• **EXERCISE**
Report all lines holding "expense".

• **RECORD LIST**
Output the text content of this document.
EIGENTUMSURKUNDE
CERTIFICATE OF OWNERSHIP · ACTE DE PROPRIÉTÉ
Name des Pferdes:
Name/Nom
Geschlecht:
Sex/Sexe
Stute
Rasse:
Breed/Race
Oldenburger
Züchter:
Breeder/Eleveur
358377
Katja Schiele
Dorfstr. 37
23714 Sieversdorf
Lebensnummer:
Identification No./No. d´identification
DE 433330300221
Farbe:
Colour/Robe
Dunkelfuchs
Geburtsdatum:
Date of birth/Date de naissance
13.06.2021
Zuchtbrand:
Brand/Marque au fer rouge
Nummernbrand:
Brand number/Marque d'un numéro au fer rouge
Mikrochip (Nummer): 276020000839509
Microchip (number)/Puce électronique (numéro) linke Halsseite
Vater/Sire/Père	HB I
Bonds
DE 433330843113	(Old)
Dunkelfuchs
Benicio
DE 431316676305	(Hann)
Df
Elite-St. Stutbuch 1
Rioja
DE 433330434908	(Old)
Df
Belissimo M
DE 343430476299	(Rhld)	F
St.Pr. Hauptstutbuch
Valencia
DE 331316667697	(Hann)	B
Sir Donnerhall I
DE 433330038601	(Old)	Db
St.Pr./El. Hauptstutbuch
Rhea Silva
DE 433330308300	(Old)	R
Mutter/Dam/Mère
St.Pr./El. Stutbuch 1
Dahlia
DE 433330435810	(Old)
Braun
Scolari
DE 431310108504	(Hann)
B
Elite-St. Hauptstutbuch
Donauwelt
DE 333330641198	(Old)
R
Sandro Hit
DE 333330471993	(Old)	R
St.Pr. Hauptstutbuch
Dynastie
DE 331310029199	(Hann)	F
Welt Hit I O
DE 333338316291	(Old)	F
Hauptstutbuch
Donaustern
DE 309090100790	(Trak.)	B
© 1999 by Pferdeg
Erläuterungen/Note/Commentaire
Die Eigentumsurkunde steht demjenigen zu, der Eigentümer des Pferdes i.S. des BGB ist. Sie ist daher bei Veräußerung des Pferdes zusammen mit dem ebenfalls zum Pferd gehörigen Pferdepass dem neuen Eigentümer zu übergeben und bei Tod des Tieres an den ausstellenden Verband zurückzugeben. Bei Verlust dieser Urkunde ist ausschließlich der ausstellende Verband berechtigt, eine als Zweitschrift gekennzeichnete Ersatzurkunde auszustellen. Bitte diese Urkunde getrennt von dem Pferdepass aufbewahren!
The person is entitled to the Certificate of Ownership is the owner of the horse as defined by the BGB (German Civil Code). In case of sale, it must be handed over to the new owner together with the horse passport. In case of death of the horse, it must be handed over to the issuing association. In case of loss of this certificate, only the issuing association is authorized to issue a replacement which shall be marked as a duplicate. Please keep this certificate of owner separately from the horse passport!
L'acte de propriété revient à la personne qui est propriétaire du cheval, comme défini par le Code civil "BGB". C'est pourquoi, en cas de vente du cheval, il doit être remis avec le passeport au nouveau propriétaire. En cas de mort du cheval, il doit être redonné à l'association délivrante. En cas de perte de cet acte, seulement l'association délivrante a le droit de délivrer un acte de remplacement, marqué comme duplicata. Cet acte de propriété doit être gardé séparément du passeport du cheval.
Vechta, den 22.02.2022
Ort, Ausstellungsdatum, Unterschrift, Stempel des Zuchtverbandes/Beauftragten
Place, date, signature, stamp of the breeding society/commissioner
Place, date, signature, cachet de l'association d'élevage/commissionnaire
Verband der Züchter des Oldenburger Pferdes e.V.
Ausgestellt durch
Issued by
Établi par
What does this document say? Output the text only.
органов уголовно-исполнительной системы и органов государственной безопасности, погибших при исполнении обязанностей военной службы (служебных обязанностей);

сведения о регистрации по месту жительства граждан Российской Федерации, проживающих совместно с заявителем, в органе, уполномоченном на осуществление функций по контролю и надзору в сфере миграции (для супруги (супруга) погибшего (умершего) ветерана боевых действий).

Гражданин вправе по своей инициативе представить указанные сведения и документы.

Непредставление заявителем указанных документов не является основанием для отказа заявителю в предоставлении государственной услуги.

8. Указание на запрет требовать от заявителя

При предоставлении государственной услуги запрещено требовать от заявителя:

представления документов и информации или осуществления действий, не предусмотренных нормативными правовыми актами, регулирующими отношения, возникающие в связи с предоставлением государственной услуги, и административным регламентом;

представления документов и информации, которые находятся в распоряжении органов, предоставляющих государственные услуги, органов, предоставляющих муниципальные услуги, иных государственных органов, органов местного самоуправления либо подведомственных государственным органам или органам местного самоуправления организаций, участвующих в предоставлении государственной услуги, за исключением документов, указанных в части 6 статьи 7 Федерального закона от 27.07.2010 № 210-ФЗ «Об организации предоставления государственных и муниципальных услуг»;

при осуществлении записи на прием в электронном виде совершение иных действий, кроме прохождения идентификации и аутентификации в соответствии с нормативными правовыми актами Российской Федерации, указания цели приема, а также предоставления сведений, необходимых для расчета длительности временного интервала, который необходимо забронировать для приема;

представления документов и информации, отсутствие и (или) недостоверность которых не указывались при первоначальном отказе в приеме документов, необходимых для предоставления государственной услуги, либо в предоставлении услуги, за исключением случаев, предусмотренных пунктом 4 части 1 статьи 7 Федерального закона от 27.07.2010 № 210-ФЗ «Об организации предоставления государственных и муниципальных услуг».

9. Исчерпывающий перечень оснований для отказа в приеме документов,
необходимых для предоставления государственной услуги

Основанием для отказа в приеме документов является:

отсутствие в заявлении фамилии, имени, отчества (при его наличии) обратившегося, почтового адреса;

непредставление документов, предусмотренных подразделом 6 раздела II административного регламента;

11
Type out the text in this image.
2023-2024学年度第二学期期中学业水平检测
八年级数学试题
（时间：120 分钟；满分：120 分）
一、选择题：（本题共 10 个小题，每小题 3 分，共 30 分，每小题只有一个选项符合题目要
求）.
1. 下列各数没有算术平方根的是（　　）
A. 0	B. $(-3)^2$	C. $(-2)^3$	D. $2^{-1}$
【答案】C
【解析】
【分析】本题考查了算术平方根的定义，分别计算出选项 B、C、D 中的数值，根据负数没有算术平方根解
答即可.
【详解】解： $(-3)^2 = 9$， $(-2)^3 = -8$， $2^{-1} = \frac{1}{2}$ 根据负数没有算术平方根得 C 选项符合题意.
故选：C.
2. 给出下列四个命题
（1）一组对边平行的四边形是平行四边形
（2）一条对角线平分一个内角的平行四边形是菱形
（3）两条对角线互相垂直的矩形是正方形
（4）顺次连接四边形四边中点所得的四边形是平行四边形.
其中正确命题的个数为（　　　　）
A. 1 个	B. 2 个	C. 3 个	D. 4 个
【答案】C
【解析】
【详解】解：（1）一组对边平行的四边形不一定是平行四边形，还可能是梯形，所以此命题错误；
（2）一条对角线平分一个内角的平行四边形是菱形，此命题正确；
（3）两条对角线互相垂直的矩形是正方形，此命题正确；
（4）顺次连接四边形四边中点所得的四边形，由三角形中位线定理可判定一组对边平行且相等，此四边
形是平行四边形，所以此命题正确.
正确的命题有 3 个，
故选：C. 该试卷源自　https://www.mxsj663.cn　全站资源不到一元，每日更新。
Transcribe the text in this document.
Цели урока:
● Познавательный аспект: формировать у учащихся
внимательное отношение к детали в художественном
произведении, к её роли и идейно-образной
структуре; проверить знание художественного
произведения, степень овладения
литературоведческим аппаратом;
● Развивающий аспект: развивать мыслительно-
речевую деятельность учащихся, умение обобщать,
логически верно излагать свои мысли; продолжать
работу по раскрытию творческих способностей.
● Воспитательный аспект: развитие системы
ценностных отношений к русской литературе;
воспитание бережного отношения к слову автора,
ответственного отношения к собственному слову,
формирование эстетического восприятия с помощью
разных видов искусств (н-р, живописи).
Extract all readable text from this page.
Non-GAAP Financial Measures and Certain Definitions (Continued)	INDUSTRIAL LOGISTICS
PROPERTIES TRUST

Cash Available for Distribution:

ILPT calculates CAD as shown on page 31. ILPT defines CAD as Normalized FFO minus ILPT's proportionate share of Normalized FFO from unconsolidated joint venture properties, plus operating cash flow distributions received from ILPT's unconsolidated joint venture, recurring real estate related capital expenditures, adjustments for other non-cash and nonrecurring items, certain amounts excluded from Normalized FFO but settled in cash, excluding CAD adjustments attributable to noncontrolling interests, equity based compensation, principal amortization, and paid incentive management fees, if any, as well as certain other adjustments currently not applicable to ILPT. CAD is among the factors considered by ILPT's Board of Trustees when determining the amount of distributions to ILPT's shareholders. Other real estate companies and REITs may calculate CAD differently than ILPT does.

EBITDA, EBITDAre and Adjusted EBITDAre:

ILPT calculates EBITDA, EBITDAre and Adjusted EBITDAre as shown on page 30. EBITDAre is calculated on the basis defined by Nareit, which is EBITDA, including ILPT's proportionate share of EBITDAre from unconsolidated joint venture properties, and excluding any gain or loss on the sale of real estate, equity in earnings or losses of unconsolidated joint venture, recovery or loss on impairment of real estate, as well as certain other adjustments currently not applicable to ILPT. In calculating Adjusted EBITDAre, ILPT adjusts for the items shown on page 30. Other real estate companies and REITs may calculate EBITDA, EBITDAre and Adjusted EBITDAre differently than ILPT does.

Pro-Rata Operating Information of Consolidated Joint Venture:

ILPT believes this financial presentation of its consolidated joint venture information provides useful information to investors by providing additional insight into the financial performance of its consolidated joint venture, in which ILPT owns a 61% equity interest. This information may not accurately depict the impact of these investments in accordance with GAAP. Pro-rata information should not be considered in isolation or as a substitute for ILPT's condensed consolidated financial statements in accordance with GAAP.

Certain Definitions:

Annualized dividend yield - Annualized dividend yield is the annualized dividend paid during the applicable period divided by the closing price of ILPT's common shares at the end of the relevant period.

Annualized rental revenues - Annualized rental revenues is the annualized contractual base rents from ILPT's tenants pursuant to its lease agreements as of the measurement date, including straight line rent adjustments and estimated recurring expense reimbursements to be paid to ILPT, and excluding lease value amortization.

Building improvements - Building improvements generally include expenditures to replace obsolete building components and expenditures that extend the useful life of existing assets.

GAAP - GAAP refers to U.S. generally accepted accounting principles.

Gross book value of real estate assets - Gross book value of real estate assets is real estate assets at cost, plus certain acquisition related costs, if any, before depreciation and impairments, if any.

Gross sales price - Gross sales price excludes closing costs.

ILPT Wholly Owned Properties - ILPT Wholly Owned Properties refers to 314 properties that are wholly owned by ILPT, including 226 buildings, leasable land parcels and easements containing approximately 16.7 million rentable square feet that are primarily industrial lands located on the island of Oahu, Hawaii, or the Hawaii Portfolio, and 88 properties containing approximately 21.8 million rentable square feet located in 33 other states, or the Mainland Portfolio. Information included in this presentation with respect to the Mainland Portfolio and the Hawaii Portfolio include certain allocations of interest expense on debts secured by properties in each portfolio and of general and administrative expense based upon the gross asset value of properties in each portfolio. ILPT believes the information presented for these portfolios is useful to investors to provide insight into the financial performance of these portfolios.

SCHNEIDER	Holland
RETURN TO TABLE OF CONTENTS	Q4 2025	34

• **REPLY TO THE TASK**
Annualized rental revenues - Annualized rental revenues is the annualized contractual base rents from ILPT's tenants pursuant to its lease agreements as of the measurement date, including straight line rent adjustments and estimated recurring expense reimbursements to be paid to ILPT, and excluding lease value amortization.
ILPT Wholly Owned Properties - ILPT Wholly Owned Properties refers to 314 properties that are wholly owned by ILPT, including 226 buildings, leasable land parcels and easements containing approximately 16.7 million rentable square feet that are primarily industrial lands located on the island of Oahu, Hawaii, or the Hawaii Portfolio, and 88 properties containing approximately 21.8 million rentable square feet located in 33 other states, or the Mainland Portfolio. Information included in this presentation with respect to the Mainland Portfolio and the Hawaii Portfolio include certain allocations of interest expense on debts secured by properties in each portfolio and of general and administrative expense based upon the gross asset value of properties in each portfolio. ILPT believes the information presented for these portfolios is useful to investors to provide insight into the financial performance of these portfolios.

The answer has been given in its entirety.